• What to work on:
Output the full listing below exactly, without the pictures.

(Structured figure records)

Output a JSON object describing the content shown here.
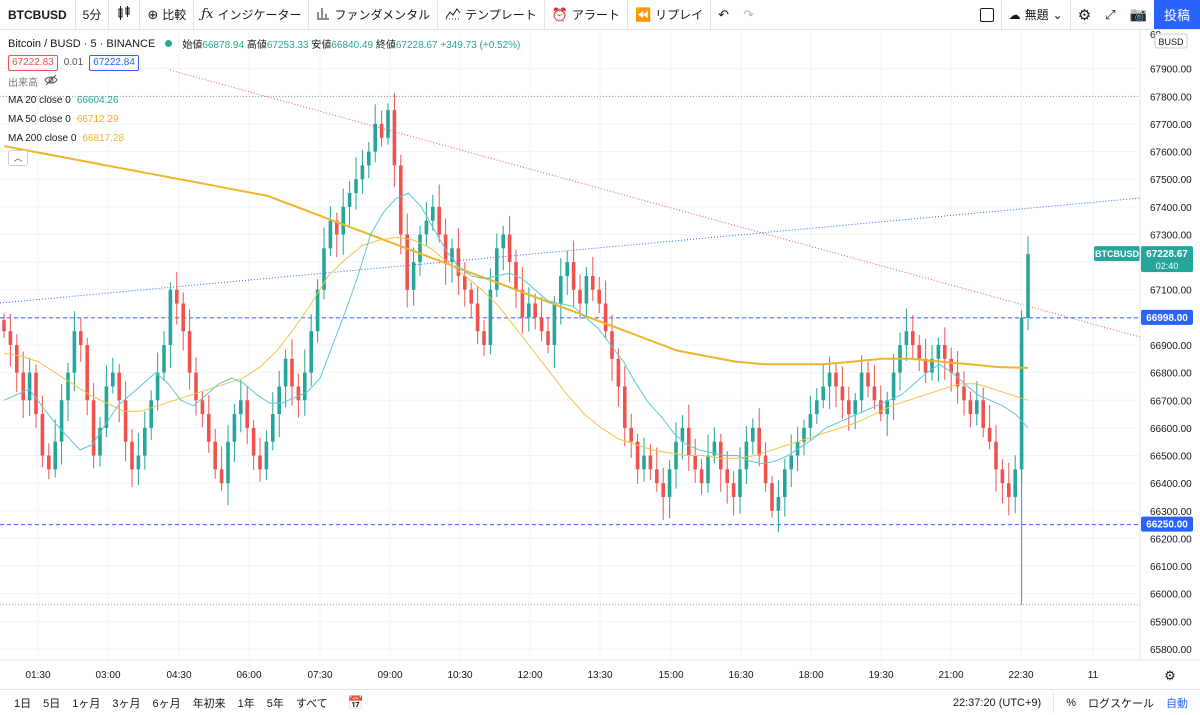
{
  "toolbar": {
    "symbol": "BTCBUSD",
    "interval": "5分",
    "compare": "比較",
    "indicators": "インジケーター",
    "fundamentals": "ファンダメンタル",
    "templates": "テンプレート",
    "alert": "アラート",
    "replay": "リプレイ",
    "layout_name": "無題",
    "post": "投稿"
  },
  "legend": {
    "title": "Bitcoin / BUSD · 5 · BINANCE",
    "open_label": "始値",
    "open": "66878.94",
    "high_label": "高値",
    "high": "67253.33",
    "low_label": "安値",
    "low": "66840.49",
    "close_label": "終値",
    "close": "67228.67",
    "change": "+349.73 (+0.52%)",
    "bid": "67222.83",
    "spread": "0.01",
    "ask": "67222.84",
    "volume_label": "出来高",
    "ma20_label": "MA 20 close 0",
    "ma20_value": "66604.26",
    "ma50_label": "MA 50 close 0",
    "ma50_value": "66712.29",
    "ma200_label": "MA 200 close 0",
    "ma200_value": "66817.28"
  },
  "colors": {
    "up": "#26a69a",
    "down": "#ef5350",
    "ma20": "#5bc8d8",
    "ma50": "#f5c242",
    "ma200": "#f0b429",
    "hline": "#2962ff"
  },
  "price_scale_label": "BUSD",
  "current_tag": {
    "symbol": "BTCBUSD",
    "price": "67228.67",
    "countdown": "02:40"
  },
  "hline_labels": [
    "66998.00",
    "66250.00"
  ],
  "bottom": {
    "ranges": [
      "1日",
      "5日",
      "1ヶ月",
      "3ヶ月",
      "6ヶ月",
      "年初来",
      "1年",
      "5年",
      "すべて"
    ],
    "clock": "22:37:20 (UTC+9)",
    "percent": "%",
    "log": "ログスケール",
    "auto": "自動"
  },
  "chart_data": {
    "type": "candlestick",
    "title": "Bitcoin / BUSD · 5 · BINANCE",
    "ylim": [
      65760,
      68040
    ],
    "y_ticks": [
      65800,
      65900,
      66000,
      66100,
      66200,
      66300,
      66400,
      66500,
      66600,
      66700,
      66800,
      66900,
      67000,
      67100,
      67200,
      67300,
      67400,
      67500,
      67600,
      67700,
      67800,
      67900
    ],
    "y_top_partial": "68",
    "x_ticks": [
      "01:30",
      "03:00",
      "04:30",
      "06:00",
      "07:30",
      "09:00",
      "10:30",
      "12:00",
      "13:30",
      "15:00",
      "16:30",
      "18:00",
      "19:30",
      "21:00",
      "22:30",
      "11"
    ],
    "horizontal_lines": [
      66998,
      66250
    ],
    "dotted_levels": [
      67800,
      65960
    ],
    "candles_close": [
      66950,
      66900,
      66800,
      66700,
      66800,
      66650,
      66500,
      66450,
      66550,
      66700,
      66800,
      66950,
      66900,
      66700,
      66500,
      66600,
      66750,
      66800,
      66700,
      66550,
      66450,
      66500,
      66600,
      66700,
      66800,
      66900,
      67100,
      67050,
      66950,
      66800,
      66700,
      66650,
      66550,
      66450,
      66400,
      66550,
      66650,
      66700,
      66600,
      66500,
      66450,
      66550,
      66650,
      66750,
      66850,
      66750,
      66700,
      66800,
      66950,
      67100,
      67250,
      67350,
      67300,
      67400,
      67450,
      67500,
      67550,
      67600,
      67700,
      67650,
      67750,
      67550,
      67300,
      67100,
      67200,
      67300,
      67350,
      67400,
      67300,
      67200,
      67250,
      67150,
      67100,
      67050,
      66950,
      66900,
      67100,
      67250,
      67300,
      67200,
      67100,
      67000,
      67050,
      67000,
      66950,
      66900,
      67050,
      67150,
      67200,
      67100,
      67050,
      67150,
      67100,
      67050,
      66950,
      66850,
      66750,
      66600,
      66550,
      66450,
      66500,
      66450,
      66400,
      66350,
      66450,
      66550,
      66600,
      66500,
      66450,
      66400,
      66500,
      66550,
      66450,
      66400,
      66350,
      66450,
      66550,
      66600,
      66500,
      66400,
      66300,
      66350,
      66450,
      66500,
      66550,
      66600,
      66650,
      66700,
      66750,
      66800,
      66750,
      66700,
      66650,
      66700,
      66800,
      66750,
      66700,
      66650,
      66700,
      66800,
      66900,
      66950,
      66900,
      66850,
      66800,
      66850,
      66900,
      66850,
      66800,
      66750,
      66700,
      66650,
      66700,
      66600,
      66550,
      66450,
      66400,
      66350,
      66450,
      66998,
      67228.67
    ],
    "ma20": [
      66700,
      66720,
      66740,
      66680,
      66620,
      66570,
      66520,
      66540,
      66610,
      66680,
      66720,
      66760,
      66800,
      66760,
      66700,
      66680,
      66720,
      66760,
      66780,
      66760,
      66720,
      66690,
      66690,
      66710,
      66730,
      66780,
      66900,
      67020,
      67150,
      67300,
      67380,
      67430,
      67450,
      67400,
      67320,
      67240,
      67180,
      67150,
      67140,
      67150,
      67160,
      67140,
      67100,
      67060,
      67050,
      67040,
      67000,
      66960,
      66900,
      66840,
      66760,
      66690,
      66640,
      66580,
      66540,
      66520,
      66510,
      66500,
      66500,
      66480,
      66470,
      66480,
      66500,
      66530,
      66560,
      66600,
      66620,
      66640,
      66660,
      66680,
      66700,
      66720,
      66760,
      66800,
      66830,
      66800,
      66760,
      66720,
      66700,
      66680,
      66650,
      66600
    ],
    "ma50": [
      66870,
      66860,
      66840,
      66800,
      66760,
      66720,
      66690,
      66660,
      66660,
      66680,
      66700,
      66720,
      66740,
      66760,
      66780,
      66820,
      66880,
      66960,
      67050,
      67150,
      67210,
      67260,
      67280,
      67290,
      67280,
      67250,
      67200,
      67150,
      67100,
      67040,
      66960,
      66880,
      66800,
      66720,
      66650,
      66600,
      66560,
      66540,
      66520,
      66510,
      66500,
      66500,
      66490,
      66490,
      66500,
      66520,
      66540,
      66560,
      66580,
      66600,
      66620,
      66650,
      66680,
      66700,
      66720,
      66740,
      66760,
      66760,
      66740,
      66720,
      66700
    ],
    "ma200": [
      67620,
      67600,
      67580,
      67560,
      67540,
      67520,
      67500,
      67480,
      67460,
      67440,
      67400,
      67360,
      67320,
      67280,
      67240,
      67200,
      67160,
      67120,
      67080,
      67040,
      67000,
      66960,
      66920,
      66880,
      66860,
      66840,
      66830,
      66830,
      66830,
      66840,
      66850,
      66850,
      66840,
      66830,
      66820,
      66817
    ]
  }
}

• Answer to this task:
Output a JSON object describing the content shown here.
{
  "toolbar": {
    "symbol": "BTCBUSD",
    "interval": "5分",
    "compare": "比較",
    "indicators": "インジケーター",
    "fundamentals": "ファンダメンタル",
    "templates": "テンプレート",
    "alert": "アラート",
    "replay": "リプレイ",
    "layout_name": "無題",
    "post": "投稿"
  },
  "legend": {
    "title": "Bitcoin / BUSD · 5 · BINANCE",
    "open_label": "始値",
    "open": "66878.94",
    "high_label": "高値",
    "high": "67253.33",
    "low_label": "安値",
    "low": "66840.49",
    "close_label": "終値",
    "close": "67228.67",
    "change": "+349.73 (+0.52%)",
    "bid": "67222.83",
    "spread": "0.01",
    "ask": "67222.84",
    "volume_label": "出来高",
    "ma20_label": "MA 20 close 0",
    "ma20_value": "66604.26",
    "ma50_label": "MA 50 close 0",
    "ma50_value": "66712.29",
    "ma200_label": "MA 200 close 0",
    "ma200_value": "66817.28"
  },
  "colors": {
    "up": "#26a69a",
    "down": "#ef5350",
    "ma20": "#5bc8d8",
    "ma50": "#f5c242",
    "ma200": "#f0b429",
    "hline": "#2962ff"
  },
  "price_scale_label": "BUSD",
  "current_tag": {
    "symbol": "BTCBUSD",
    "price": "67228.67",
    "countdown": "02:40"
  },
  "hline_labels": [
    "66998.00",
    "66250.00"
  ],
  "bottom": {
    "ranges": [
      "1日",
      "5日",
      "1ヶ月",
      "3ヶ月",
      "6ヶ月",
      "年初来",
      "1年",
      "5年",
      "すべて"
    ],
    "clock": "22:37:20 (UTC+9)",
    "percent": "%",
    "log": "ログスケール",
    "auto": "自動"
  },
  "chart_data": {
    "type": "candlestick",
    "title": "Bitcoin / BUSD · 5 · BINANCE",
    "ylim": [
      65760,
      68040
    ],
    "y_ticks": [
      65800,
      65900,
      66000,
      66100,
      66200,
      66300,
      66400,
      66500,
      66600,
      66700,
      66800,
      66900,
      67000,
      67100,
      67200,
      67300,
      67400,
      67500,
      67600,
      67700,
      67800,
      67900
    ],
    "y_top_partial": "68",
    "x_ticks": [
      "01:30",
      "03:00",
      "04:30",
      "06:00",
      "07:30",
      "09:00",
      "10:30",
      "12:00",
      "13:30",
      "15:00",
      "16:30",
      "18:00",
      "19:30",
      "21:00",
      "22:30",
      "11"
    ],
    "horizontal_lines": [
      66998,
      66250
    ],
    "dotted_levels": [
      67800,
      65960
    ],
    "candles_close": [
      66950,
      66900,
      66800,
      66700,
      66800,
      66650,
      66500,
      66450,
      66550,
      66700,
      66800,
      66950,
      66900,
      66700,
      66500,
      66600,
      66750,
      66800,
      66700,
      66550,
      66450,
      66500,
      66600,
      66700,
      66800,
      66900,
      67100,
      67050,
      66950,
      66800,
      66700,
      66650,
      66550,
      66450,
      66400,
      66550,
      66650,
      66700,
      66600,
      66500,
      66450,
      66550,
      66650,
      66750,
      66850,
      66750,
      66700,
      66800,
      66950,
      67100,
      67250,
      67350,
      67300,
      67400,
      67450,
      67500,
      67550,
      67600,
      67700,
      67650,
      67750,
      67550,
      67300,
      67100,
      67200,
      67300,
      67350,
      67400,
      67300,
      67200,
      67250,
      67150,
      67100,
      67050,
      66950,
      66900,
      67100,
      67250,
      67300,
      67200,
      67100,
      67000,
      67050,
      67000,
      66950,
      66900,
      67050,
      67150,
      67200,
      67100,
      67050,
      67150,
      67100,
      67050,
      66950,
      66850,
      66750,
      66600,
      66550,
      66450,
      66500,
      66450,
      66400,
      66350,
      66450,
      66550,
      66600,
      66500,
      66450,
      66400,
      66500,
      66550,
      66450,
      66400,
      66350,
      66450,
      66550,
      66600,
      66500,
      66400,
      66300,
      66350,
      66450,
      66500,
      66550,
      66600,
      66650,
      66700,
      66750,
      66800,
      66750,
      66700,
      66650,
      66700,
      66800,
      66750,
      66700,
      66650,
      66700,
      66800,
      66900,
      66950,
      66900,
      66850,
      66800,
      66850,
      66900,
      66850,
      66800,
      66750,
      66700,
      66650,
      66700,
      66600,
      66550,
      66450,
      66400,
      66350,
      66450,
      66998,
      67228.67
    ],
    "ma20": [
      66700,
      66720,
      66740,
      66680,
      66620,
      66570,
      66520,
      66540,
      66610,
      66680,
      66720,
      66760,
      66800,
      66760,
      66700,
      66680,
      66720,
      66760,
      66780,
      66760,
      66720,
      66690,
      66690,
      66710,
      66730,
      66780,
      66900,
      67020,
      67150,
      67300,
      67380,
      67430,
      67450,
      67400,
      67320,
      67240,
      67180,
      67150,
      67140,
      67150,
      67160,
      67140,
      67100,
      67060,
      67050,
      67040,
      67000,
      66960,
      66900,
      66840,
      66760,
      66690,
      66640,
      66580,
      66540,
      66520,
      66510,
      66500,
      66500,
      66480,
      66470,
      66480,
      66500,
      66530,
      66560,
      66600,
      66620,
      66640,
      66660,
      66680,
      66700,
      66720,
      66760,
      66800,
      66830,
      66800,
      66760,
      66720,
      66700,
      66680,
      66650,
      66600
    ],
    "ma50": [
      66870,
      66860,
      66840,
      66800,
      66760,
      66720,
      66690,
      66660,
      66660,
      66680,
      66700,
      66720,
      66740,
      66760,
      66780,
      66820,
      66880,
      66960,
      67050,
      67150,
      67210,
      67260,
      67280,
      67290,
      67280,
      67250,
      67200,
      67150,
      67100,
      67040,
      66960,
      66880,
      66800,
      66720,
      66650,
      66600,
      66560,
      66540,
      66520,
      66510,
      66500,
      66500,
      66490,
      66490,
      66500,
      66520,
      66540,
      66560,
      66580,
      66600,
      66620,
      66650,
      66680,
      66700,
      66720,
      66740,
      66760,
      66760,
      66740,
      66720,
      66700
    ],
    "ma200": [
      67620,
      67600,
      67580,
      67560,
      67540,
      67520,
      67500,
      67480,
      67460,
      67440,
      67400,
      67360,
      67320,
      67280,
      67240,
      67200,
      67160,
      67120,
      67080,
      67040,
      67000,
      66960,
      66920,
      66880,
      66860,
      66840,
      66830,
      66830,
      66830,
      66840,
      66850,
      66850,
      66840,
      66830,
      66820,
      66817
    ]
  }
}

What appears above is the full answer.